[Item position entries]
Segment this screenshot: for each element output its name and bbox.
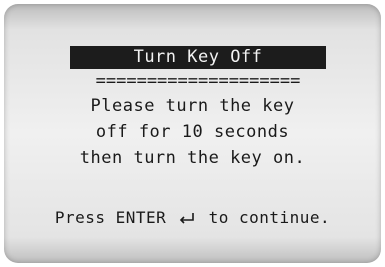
- enter-return-icon: [180, 213, 195, 224]
- footer-continue: to continue.: [208, 208, 331, 227]
- footer-press-enter: Press ENTER: [54, 208, 167, 227]
- message-line-2: off for 10 seconds: [95, 122, 290, 142]
- message-line-1: Please turn the key: [90, 96, 295, 116]
- message-line-3: then turn the key on.: [79, 148, 306, 168]
- footer-instruction: Press ENTER to continue.: [4, 206, 381, 230]
- screen-title: Turn Key Off: [70, 46, 326, 69]
- lcd-screen: Turn Key Off ==================== Please…: [4, 4, 381, 263]
- title-separator: ====================: [95, 71, 301, 91]
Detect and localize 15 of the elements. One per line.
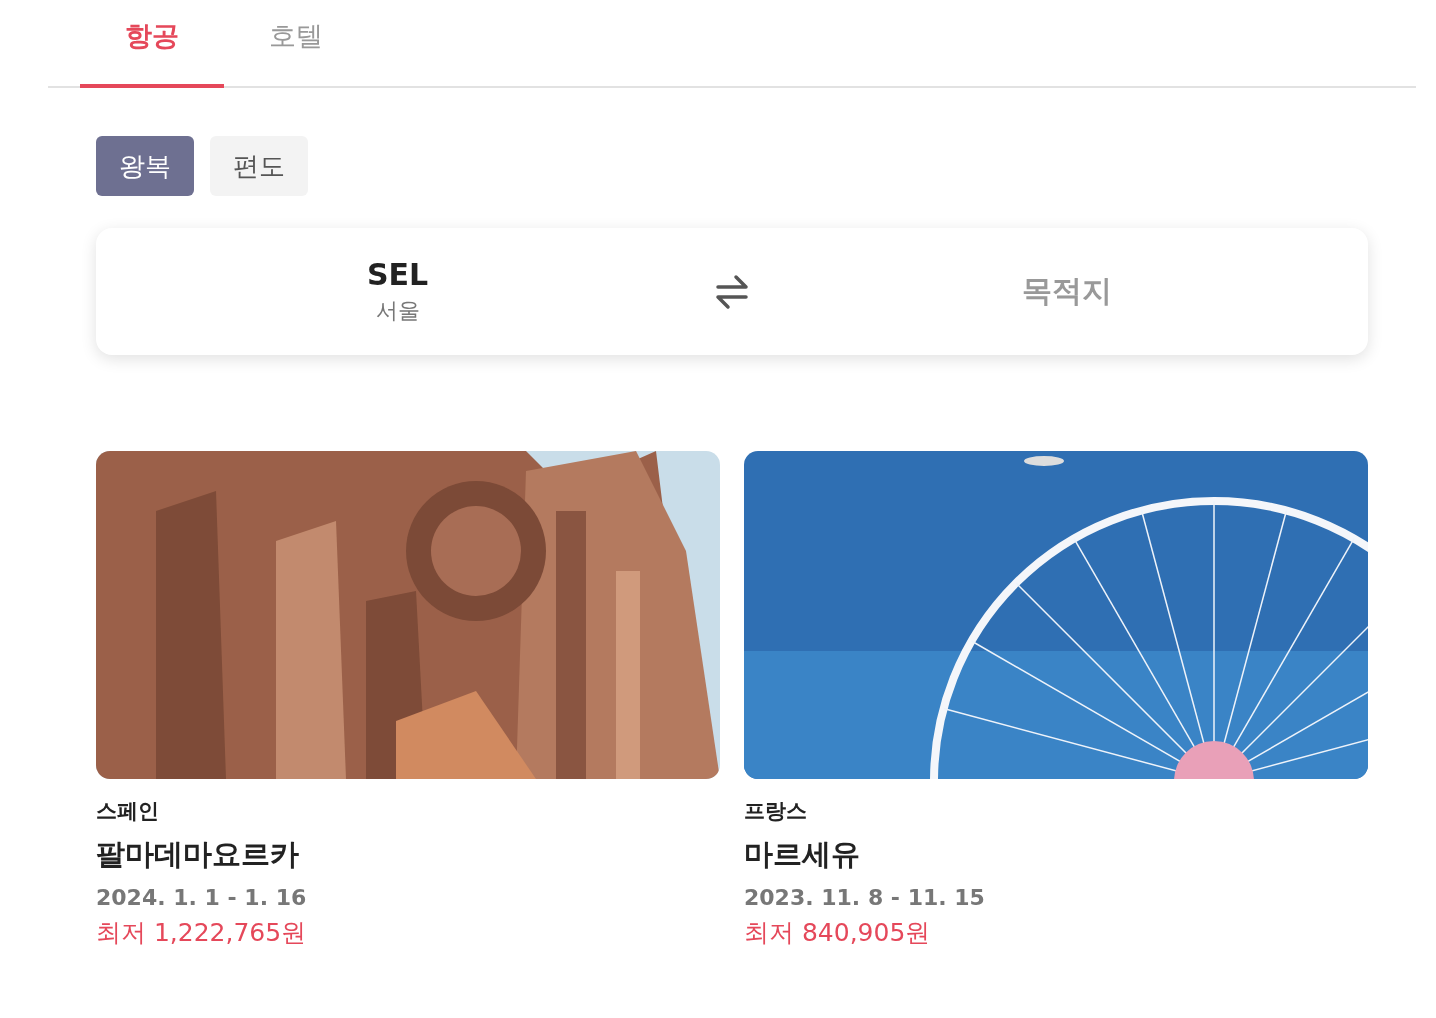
trip-type-button[interactable]: 왕복	[96, 136, 194, 196]
country: 스페인	[96, 798, 160, 825]
origin-code[interactable]: SEL	[366, 257, 429, 292]
travel-dates: 2024. 1. 1 - 1. 16	[96, 885, 308, 910]
country: 프랑스	[744, 798, 808, 825]
tab[interactable]: 호텔	[224, 0, 368, 88]
tab[interactable]: 항공	[80, 0, 224, 88]
origin-city[interactable]: 서울	[375, 296, 420, 326]
lowest-price: 최저 1,222,765원	[96, 917, 308, 949]
lowest-price: 최저 840,905원	[744, 917, 932, 949]
city-name[interactable]: 마르세유	[744, 835, 1368, 875]
trip-type-button[interactable]: 편도	[210, 136, 308, 196]
city-name[interactable]: 팔마데마요르카	[96, 835, 720, 875]
travel-dates: 2023. 11. 8 - 11. 15	[744, 885, 986, 910]
destination-placeholder[interactable]: 목적지	[1021, 271, 1112, 312]
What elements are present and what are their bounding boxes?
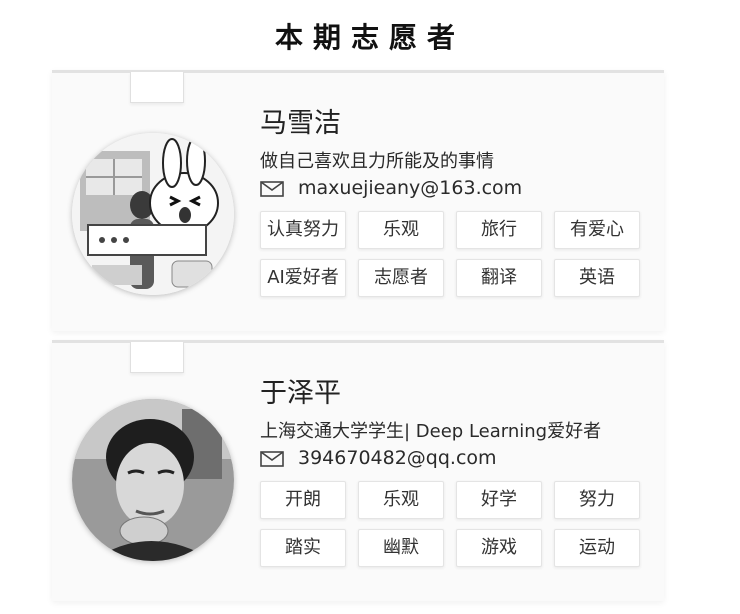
tag: 好学 (456, 481, 542, 519)
volunteer-tagline: 上海交通大学学生| Deep Learning爱好者 (260, 421, 602, 442)
tag: 努力 (554, 481, 640, 519)
volunteer-card: 于泽平 上海交通大学学生| Deep Learning爱好者 394670482… (52, 340, 664, 601)
avatar (72, 399, 234, 561)
volunteer-email[interactable]: 394670482@qq.com (298, 447, 497, 469)
avatar-photo-2 (72, 399, 234, 561)
tag: 游戏 (456, 529, 542, 567)
volunteer-tagline: 做自己喜欢且力所能及的事情 (260, 151, 494, 172)
tag: 旅行 (456, 211, 542, 249)
volunteer-name: 于泽平 (260, 378, 341, 409)
tag: 翻译 (456, 259, 542, 297)
page-title: 本期志愿者 (274, 21, 465, 54)
tag: 运动 (554, 529, 640, 567)
tag: 有爱心 (554, 211, 640, 249)
tag: 踏实 (260, 529, 346, 567)
tag: 志愿者 (358, 259, 444, 297)
email-row: maxuejieany@163.com (260, 177, 522, 199)
mail-icon (260, 450, 284, 467)
card-tab (130, 72, 184, 103)
avatar-photo-1 (72, 133, 234, 295)
volunteer-card: 马雪洁 做自己喜欢且力所能及的事情 maxuejieany@163.com 认真… (52, 70, 664, 331)
tag: 英语 (554, 259, 640, 297)
tag: 认真努力 (260, 211, 346, 249)
card-tab (130, 342, 184, 373)
mail-icon (260, 180, 284, 197)
tag: 乐观 (358, 211, 444, 249)
volunteer-name: 马雪洁 (260, 108, 341, 139)
tag: 开朗 (260, 481, 346, 519)
tag: 幽默 (358, 529, 444, 567)
email-row: 394670482@qq.com (260, 447, 497, 469)
avatar (72, 133, 234, 295)
tag: 乐观 (358, 481, 444, 519)
tag: AI爱好者 (260, 259, 346, 297)
volunteer-email[interactable]: maxuejieany@163.com (298, 177, 522, 199)
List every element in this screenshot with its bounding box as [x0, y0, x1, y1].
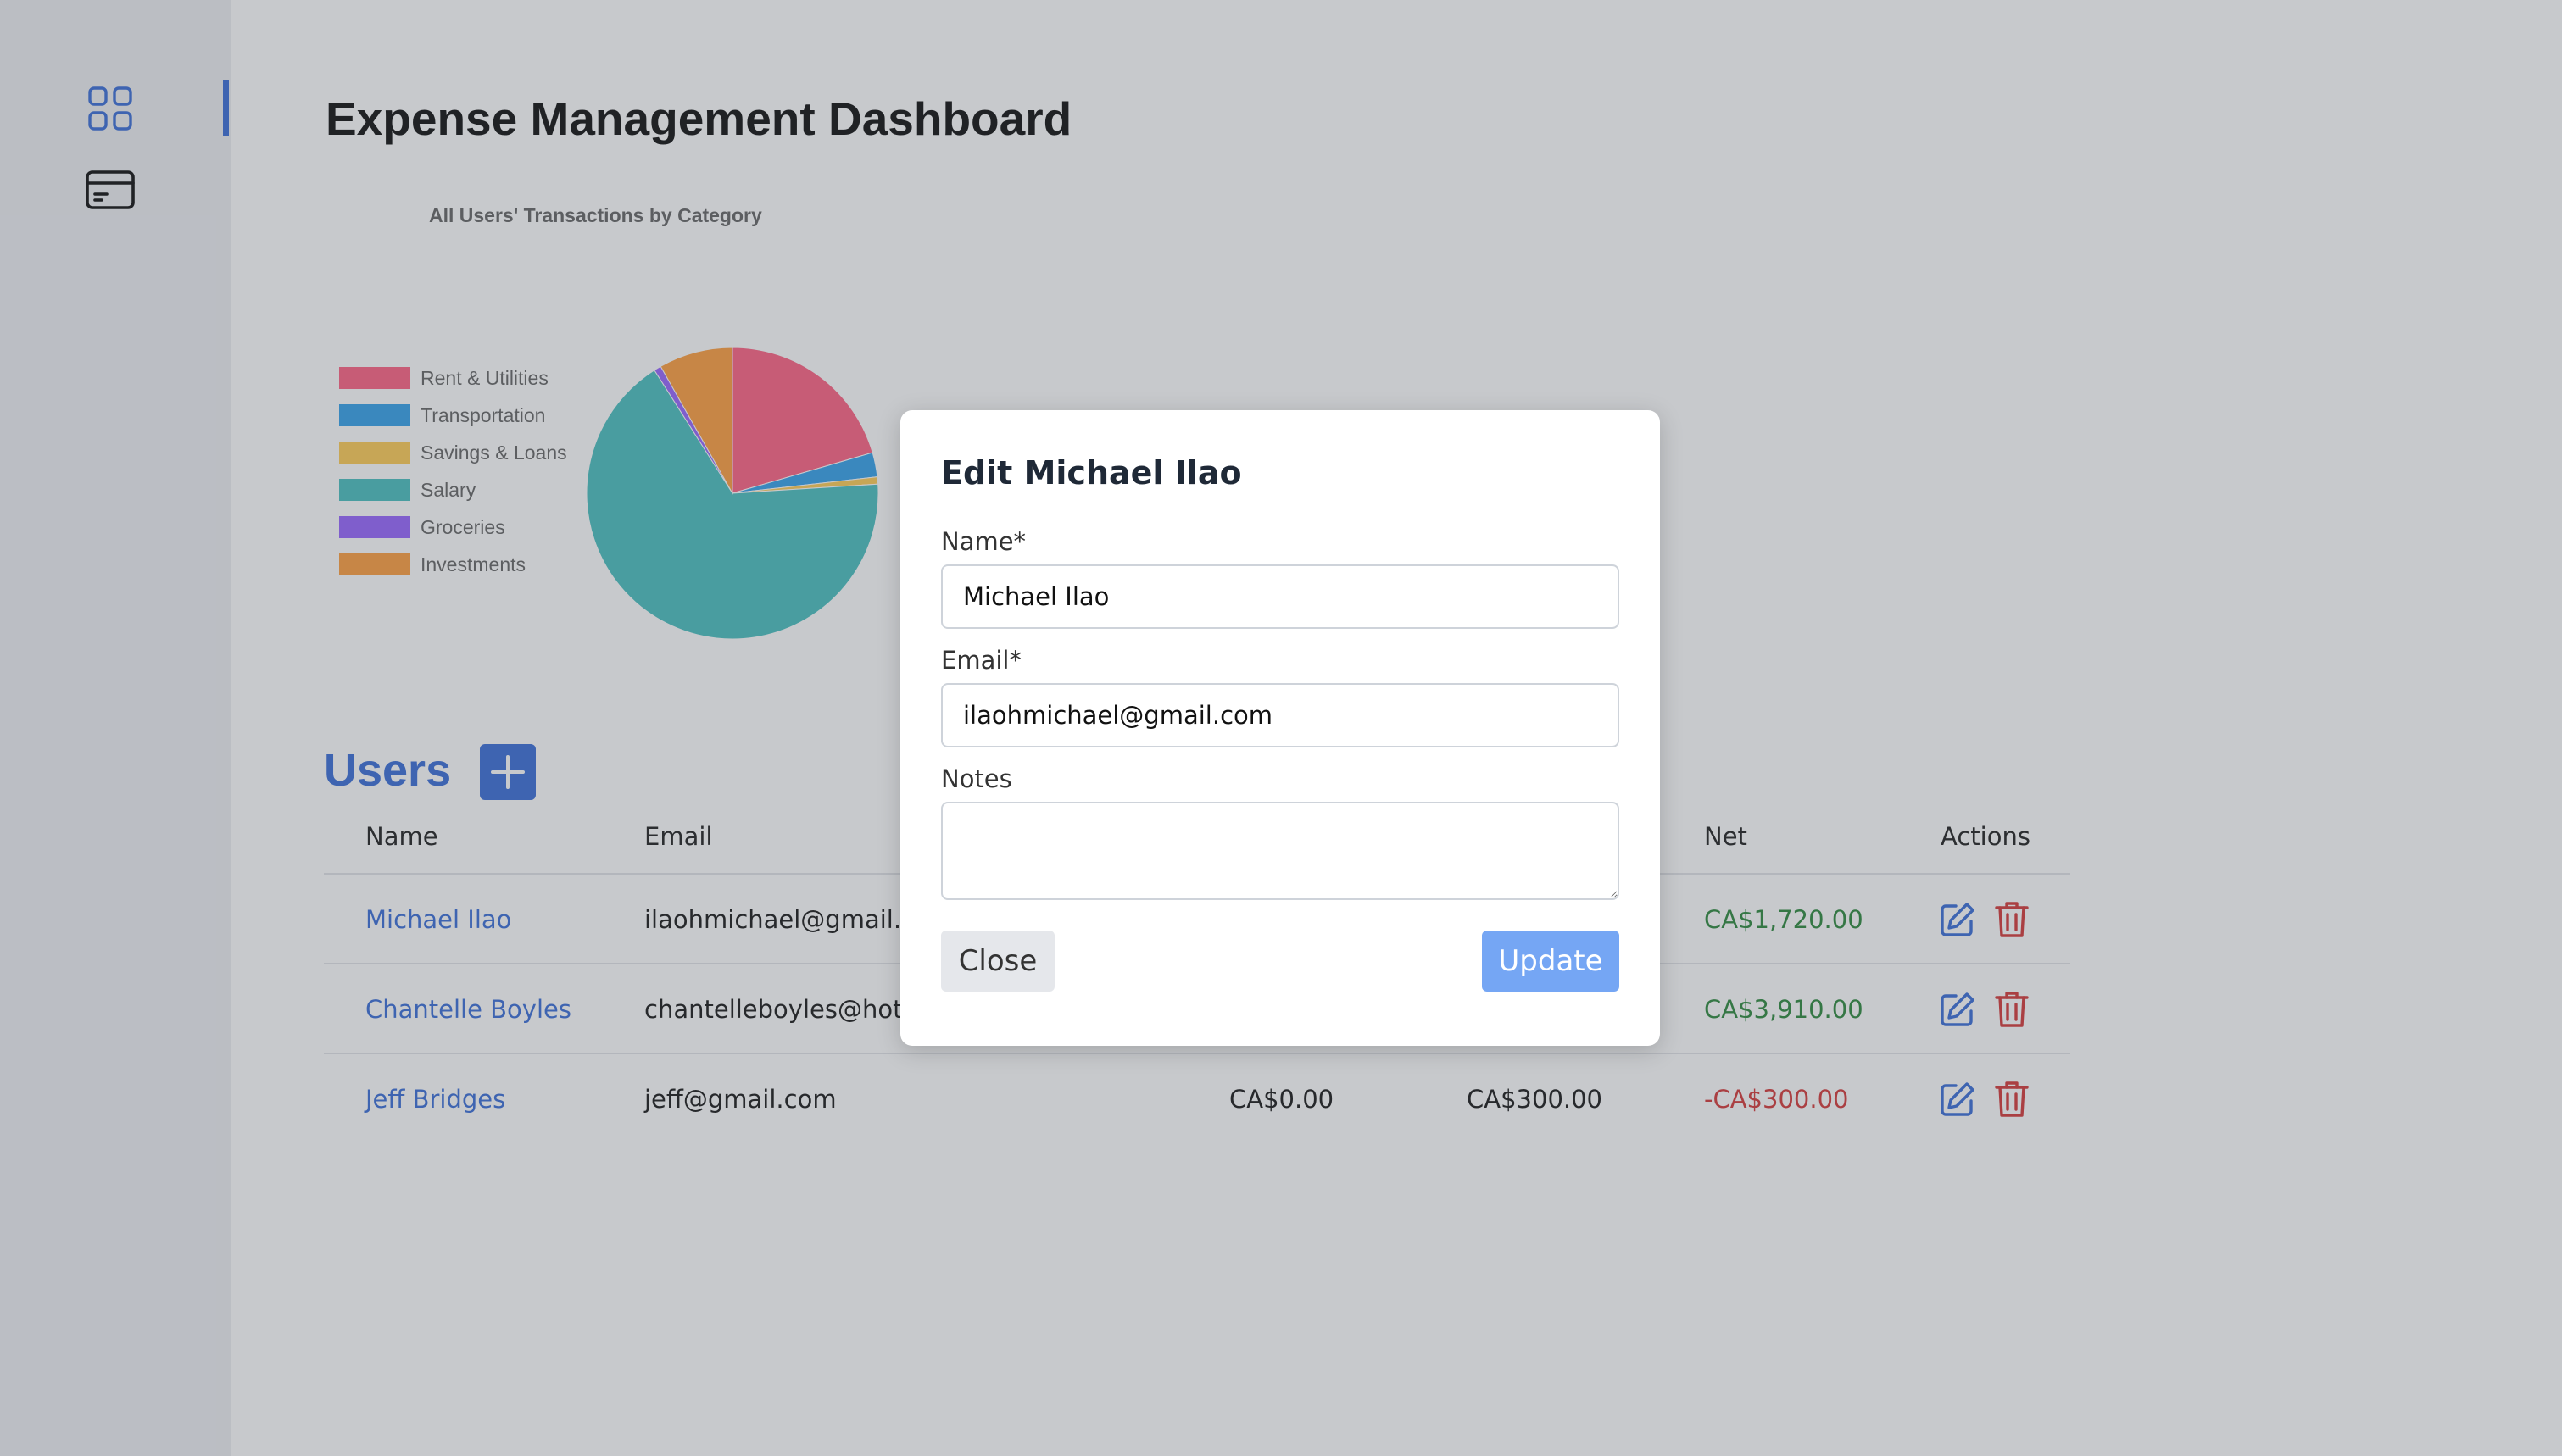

● Given problem: Repeat all the item position entries without the pictures, switching "trip-type-button" to "trip-option-button" and changing nothing else.

● Problem solution:
Segment this screenshot: for each element output its name and bbox.
- enter-return-icon: [180, 213, 195, 224]
- footer-continue: to continue.: [208, 208, 331, 227]
- footer-press-enter: Press ENTER: [54, 208, 167, 227]
- message-line-2: off for 10 seconds: [95, 122, 290, 142]
- message-line-1: Please turn the key: [90, 96, 295, 116]
- message-line-3: then turn the key on.: [79, 148, 306, 168]
- footer-instruction: Press ENTER to continue.: [4, 206, 381, 230]
- screen-title: Turn Key Off: [70, 46, 326, 69]
- lcd-screen: Turn Key Off ==================== Please…: [4, 4, 381, 263]
- title-separator: ====================: [95, 71, 301, 91]
Detect and localize 15 of the elements. One per line.
trip-option-button[interactable]: 왕복	[96, 136, 194, 196]
country: 스페인	[96, 798, 160, 825]
origin-code[interactable]: SEL	[366, 257, 429, 292]
travel-dates: 2024. 1. 1 - 1. 16	[96, 885, 308, 910]
country: 프랑스	[744, 798, 808, 825]
tab[interactable]: 호텔	[224, 0, 368, 88]
tab[interactable]: 항공	[80, 0, 224, 88]
origin-city[interactable]: 서울	[375, 296, 420, 326]
lowest-price: 최저 1,222,765원	[96, 917, 308, 949]
lowest-price: 최저 840,905원	[744, 917, 932, 949]
city-name[interactable]: 마르세유	[744, 835, 1368, 875]
trip-option-button[interactable]: 편도	[210, 136, 308, 196]
city-name[interactable]: 팔마데마요르카	[96, 835, 720, 875]
travel-dates: 2023. 11. 8 - 11. 15	[744, 885, 986, 910]
destination-placeholder[interactable]: 목적지	[1021, 271, 1112, 312]
What elements are present and what are their bounding boxes?
tag: 好学 (456, 481, 542, 519)
volunteer-tagline: 上海交通大学学生| Deep Learning爱好者 (260, 421, 602, 442)
tag: 努力 (554, 481, 640, 519)
volunteer-card: 于泽平 上海交通大学学生| Deep Learning爱好者 394670482… (52, 340, 664, 601)
avatar (72, 399, 234, 561)
volunteer-email[interactable]: 394670482@qq.com (298, 447, 497, 469)
avatar-photo-2 (72, 399, 234, 561)
tag: 游戏 (456, 529, 542, 567)
volunteer-tagline: 做自己喜欢且力所能及的事情 (260, 151, 494, 172)
tag: 旅行 (456, 211, 542, 249)
volunteer-name: 于泽平 (260, 378, 341, 409)
tag: 翻译 (456, 259, 542, 297)
page-title: 本期志愿者 (274, 21, 465, 54)
tag: 运动 (554, 529, 640, 567)
tag: 有爱心 (554, 211, 640, 249)
tag: 踏实 (260, 529, 346, 567)
tag: 志愿者 (358, 259, 444, 297)
email-row: maxuejieany@163.com (260, 177, 522, 199)
mail-icon (260, 450, 284, 467)
card-tab (130, 72, 184, 103)
avatar-photo-1 (72, 133, 234, 295)
volunteer-card: 马雪洁 做自己喜欢且力所能及的事情 maxuejieany@163.com 认真… (52, 70, 664, 331)
tag: 英语 (554, 259, 640, 297)
tag: 认真努力 (260, 211, 346, 249)
card-tab (130, 342, 184, 373)
mail-icon (260, 180, 284, 197)
tag: 乐观 (358, 211, 444, 249)
volunteer-name: 马雪洁 (260, 108, 341, 139)
tag: 开朗 (260, 481, 346, 519)
tag: 幽默 (358, 529, 444, 567)
email-row: 394670482@qq.com (260, 447, 497, 469)
avatar (72, 133, 234, 295)
tag: 乐观 (358, 481, 444, 519)
tag: AI爱好者 (260, 259, 346, 297)
volunteer-email[interactable]: maxuejieany@163.com (298, 177, 522, 199)
List every element in this screenshot with its bounding box as [x0, y0, x1, y1].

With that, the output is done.